What you will do => Search the data below for "Vivamus"; list each line that holds it.

Material for this task =>

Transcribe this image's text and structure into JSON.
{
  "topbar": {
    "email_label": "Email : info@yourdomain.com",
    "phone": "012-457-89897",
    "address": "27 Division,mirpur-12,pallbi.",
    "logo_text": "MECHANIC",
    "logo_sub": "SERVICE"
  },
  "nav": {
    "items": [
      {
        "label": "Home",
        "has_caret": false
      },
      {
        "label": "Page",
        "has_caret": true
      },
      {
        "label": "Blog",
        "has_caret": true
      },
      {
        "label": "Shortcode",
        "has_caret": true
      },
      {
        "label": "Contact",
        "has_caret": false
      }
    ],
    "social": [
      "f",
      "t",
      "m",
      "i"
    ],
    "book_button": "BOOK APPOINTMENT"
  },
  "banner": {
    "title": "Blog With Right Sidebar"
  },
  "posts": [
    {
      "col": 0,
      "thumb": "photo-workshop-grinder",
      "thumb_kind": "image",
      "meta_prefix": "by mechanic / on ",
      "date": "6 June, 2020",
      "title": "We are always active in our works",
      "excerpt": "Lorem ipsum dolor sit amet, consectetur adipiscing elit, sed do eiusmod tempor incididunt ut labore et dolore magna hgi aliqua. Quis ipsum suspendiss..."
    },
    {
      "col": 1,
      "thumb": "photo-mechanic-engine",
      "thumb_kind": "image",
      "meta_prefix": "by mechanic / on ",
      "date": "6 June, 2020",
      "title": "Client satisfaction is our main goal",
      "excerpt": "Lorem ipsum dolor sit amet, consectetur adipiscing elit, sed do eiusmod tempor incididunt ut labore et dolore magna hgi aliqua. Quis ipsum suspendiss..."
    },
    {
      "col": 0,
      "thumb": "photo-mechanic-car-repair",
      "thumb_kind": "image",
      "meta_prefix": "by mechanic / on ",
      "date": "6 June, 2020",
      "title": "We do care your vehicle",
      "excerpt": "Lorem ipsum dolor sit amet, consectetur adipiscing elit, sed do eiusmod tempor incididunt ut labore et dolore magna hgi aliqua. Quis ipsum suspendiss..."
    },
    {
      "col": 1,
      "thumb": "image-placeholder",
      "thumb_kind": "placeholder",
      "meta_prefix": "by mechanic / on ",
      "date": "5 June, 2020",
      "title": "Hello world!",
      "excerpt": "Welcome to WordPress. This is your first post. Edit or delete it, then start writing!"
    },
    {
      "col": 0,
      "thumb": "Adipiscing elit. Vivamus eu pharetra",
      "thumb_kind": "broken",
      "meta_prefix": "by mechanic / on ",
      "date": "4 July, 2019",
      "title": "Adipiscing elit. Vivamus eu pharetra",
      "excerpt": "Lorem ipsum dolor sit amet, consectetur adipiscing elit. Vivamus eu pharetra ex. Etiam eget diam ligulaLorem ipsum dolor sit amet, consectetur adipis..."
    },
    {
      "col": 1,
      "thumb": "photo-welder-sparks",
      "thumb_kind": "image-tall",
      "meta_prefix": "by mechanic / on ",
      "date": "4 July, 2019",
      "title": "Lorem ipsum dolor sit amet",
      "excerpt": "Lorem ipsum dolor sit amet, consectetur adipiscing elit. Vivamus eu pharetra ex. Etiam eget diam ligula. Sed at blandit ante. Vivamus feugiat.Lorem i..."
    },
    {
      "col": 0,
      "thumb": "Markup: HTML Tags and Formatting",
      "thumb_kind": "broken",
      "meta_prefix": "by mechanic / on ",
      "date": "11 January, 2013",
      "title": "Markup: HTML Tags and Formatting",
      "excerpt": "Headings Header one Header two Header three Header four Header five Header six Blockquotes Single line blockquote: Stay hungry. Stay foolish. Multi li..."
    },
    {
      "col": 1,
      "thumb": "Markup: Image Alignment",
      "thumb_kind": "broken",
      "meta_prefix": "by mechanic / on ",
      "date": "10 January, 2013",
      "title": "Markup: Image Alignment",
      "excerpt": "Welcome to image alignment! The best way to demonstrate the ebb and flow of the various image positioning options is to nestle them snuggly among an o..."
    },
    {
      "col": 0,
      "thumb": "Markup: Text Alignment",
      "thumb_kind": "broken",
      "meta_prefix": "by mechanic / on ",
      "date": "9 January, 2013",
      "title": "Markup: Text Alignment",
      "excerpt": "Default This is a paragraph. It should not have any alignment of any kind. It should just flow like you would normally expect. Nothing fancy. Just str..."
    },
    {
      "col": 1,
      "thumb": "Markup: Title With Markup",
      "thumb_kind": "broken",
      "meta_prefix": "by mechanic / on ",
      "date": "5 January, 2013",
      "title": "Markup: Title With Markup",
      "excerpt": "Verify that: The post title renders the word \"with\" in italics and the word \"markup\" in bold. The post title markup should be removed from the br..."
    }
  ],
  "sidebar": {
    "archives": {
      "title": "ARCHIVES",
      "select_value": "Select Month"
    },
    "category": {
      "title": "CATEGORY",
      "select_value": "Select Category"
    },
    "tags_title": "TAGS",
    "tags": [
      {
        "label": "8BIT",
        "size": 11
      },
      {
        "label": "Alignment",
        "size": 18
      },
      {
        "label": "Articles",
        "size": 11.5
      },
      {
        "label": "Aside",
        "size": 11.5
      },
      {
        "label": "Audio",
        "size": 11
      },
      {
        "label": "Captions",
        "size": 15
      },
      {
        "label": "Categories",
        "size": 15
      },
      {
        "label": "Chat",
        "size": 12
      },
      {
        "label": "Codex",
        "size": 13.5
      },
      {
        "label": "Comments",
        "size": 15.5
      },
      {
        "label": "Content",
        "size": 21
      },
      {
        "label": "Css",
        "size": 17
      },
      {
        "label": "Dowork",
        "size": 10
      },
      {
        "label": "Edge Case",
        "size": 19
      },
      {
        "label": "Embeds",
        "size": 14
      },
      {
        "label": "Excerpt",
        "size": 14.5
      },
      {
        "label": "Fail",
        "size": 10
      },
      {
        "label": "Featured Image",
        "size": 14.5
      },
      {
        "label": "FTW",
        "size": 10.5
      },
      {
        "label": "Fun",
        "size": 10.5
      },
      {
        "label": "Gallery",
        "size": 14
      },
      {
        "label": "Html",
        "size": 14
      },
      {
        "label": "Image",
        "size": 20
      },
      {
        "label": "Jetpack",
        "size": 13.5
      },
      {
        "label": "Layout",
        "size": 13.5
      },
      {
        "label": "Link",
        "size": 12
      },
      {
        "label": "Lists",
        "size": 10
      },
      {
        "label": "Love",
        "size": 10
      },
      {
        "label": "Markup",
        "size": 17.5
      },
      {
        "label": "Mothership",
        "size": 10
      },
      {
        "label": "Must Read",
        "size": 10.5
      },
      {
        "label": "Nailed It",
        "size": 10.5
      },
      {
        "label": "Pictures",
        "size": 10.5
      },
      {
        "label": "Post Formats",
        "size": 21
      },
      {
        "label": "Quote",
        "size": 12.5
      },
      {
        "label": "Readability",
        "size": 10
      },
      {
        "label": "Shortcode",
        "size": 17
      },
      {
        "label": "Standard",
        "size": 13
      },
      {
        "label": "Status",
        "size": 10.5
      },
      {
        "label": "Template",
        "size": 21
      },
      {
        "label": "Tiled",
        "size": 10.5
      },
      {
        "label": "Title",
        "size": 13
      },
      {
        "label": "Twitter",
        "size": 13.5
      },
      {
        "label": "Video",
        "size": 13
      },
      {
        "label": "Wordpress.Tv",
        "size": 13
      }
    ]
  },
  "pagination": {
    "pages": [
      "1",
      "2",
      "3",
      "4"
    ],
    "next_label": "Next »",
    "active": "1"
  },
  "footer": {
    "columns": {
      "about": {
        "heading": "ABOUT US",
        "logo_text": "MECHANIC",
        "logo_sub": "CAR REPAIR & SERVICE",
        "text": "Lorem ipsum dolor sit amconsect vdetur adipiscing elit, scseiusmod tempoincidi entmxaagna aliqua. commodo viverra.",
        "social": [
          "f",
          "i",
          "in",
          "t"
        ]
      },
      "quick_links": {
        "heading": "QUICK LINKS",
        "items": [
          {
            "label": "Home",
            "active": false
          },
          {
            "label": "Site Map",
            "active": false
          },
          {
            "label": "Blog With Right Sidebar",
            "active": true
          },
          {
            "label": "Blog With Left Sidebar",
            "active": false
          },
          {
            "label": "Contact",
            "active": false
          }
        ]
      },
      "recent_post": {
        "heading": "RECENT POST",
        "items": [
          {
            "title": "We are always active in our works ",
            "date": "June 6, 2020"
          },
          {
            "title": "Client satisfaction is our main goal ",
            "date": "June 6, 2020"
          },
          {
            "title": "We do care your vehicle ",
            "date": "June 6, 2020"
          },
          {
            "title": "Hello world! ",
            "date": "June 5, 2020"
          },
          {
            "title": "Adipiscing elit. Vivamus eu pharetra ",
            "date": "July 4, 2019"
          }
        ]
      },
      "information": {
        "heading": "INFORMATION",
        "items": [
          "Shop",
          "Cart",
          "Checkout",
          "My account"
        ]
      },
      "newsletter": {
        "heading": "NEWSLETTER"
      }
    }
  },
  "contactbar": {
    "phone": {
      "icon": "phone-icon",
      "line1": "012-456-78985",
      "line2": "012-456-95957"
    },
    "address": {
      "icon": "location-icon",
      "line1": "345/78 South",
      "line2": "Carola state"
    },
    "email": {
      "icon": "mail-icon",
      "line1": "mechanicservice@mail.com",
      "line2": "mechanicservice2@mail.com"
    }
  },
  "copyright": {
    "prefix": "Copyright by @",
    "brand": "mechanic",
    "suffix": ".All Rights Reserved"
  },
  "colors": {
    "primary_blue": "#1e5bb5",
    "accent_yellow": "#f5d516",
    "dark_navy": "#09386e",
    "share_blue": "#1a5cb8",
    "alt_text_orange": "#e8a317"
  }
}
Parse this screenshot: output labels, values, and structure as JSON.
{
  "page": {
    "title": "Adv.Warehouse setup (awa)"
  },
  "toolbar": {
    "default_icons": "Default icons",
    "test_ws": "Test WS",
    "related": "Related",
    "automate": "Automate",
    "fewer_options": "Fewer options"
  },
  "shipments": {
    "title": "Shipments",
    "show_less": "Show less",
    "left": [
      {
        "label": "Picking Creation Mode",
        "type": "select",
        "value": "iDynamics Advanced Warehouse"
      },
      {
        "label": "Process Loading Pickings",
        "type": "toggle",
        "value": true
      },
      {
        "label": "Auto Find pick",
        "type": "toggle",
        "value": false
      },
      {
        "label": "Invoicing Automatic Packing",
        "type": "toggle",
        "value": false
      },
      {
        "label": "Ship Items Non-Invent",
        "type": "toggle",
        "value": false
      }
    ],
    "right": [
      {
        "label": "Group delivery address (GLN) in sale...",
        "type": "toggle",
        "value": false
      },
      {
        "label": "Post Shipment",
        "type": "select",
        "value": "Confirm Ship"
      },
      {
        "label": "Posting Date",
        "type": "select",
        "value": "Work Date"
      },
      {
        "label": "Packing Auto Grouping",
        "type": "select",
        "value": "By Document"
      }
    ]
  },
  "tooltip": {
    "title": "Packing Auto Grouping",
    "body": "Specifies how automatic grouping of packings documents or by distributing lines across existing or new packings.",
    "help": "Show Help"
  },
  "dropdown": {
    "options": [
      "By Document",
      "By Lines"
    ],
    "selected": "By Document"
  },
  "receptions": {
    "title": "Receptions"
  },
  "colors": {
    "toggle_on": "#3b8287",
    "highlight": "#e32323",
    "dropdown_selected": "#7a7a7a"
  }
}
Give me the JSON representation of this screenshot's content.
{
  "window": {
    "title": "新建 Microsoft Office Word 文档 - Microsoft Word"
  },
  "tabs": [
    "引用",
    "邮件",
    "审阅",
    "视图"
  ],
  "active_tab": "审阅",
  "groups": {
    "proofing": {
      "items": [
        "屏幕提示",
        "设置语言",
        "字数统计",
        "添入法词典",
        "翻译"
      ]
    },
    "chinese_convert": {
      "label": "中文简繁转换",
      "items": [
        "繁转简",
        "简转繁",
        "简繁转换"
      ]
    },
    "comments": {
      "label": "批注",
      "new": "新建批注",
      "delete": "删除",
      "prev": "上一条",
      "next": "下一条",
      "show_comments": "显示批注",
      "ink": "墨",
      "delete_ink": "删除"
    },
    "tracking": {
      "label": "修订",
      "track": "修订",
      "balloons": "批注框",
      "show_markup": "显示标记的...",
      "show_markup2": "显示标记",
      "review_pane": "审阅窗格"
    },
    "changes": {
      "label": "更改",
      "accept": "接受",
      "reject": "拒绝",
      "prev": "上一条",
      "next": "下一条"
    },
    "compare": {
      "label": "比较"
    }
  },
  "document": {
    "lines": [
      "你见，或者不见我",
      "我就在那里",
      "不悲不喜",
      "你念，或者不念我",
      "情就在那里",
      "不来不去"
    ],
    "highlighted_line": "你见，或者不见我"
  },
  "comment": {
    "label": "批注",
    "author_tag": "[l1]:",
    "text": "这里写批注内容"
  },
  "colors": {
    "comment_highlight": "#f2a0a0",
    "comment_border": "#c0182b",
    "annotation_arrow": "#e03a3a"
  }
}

Solution to this exercise =>
      "thumb": "Adipiscing elit. Vivamus eu pharetra",
      "title": "Adipiscing elit. Vivamus eu pharetra",
      "excerpt": "Lorem ipsum dolor sit amet, consectetur adipiscing elit. Vivamus eu pharetra ex. Etiam eget diam ligulaLorem ipsum dolor sit amet, consectetur adipis..."
      "excerpt": "Lorem ipsum dolor sit amet, consectetur adipiscing elit. Vivamus eu pharetra ex. Etiam eget diam ligula. Sed at blandit ante. Vivamus feugiat.Lorem i..."
            "title": "Adipiscing elit. Vivamus eu pharetra ",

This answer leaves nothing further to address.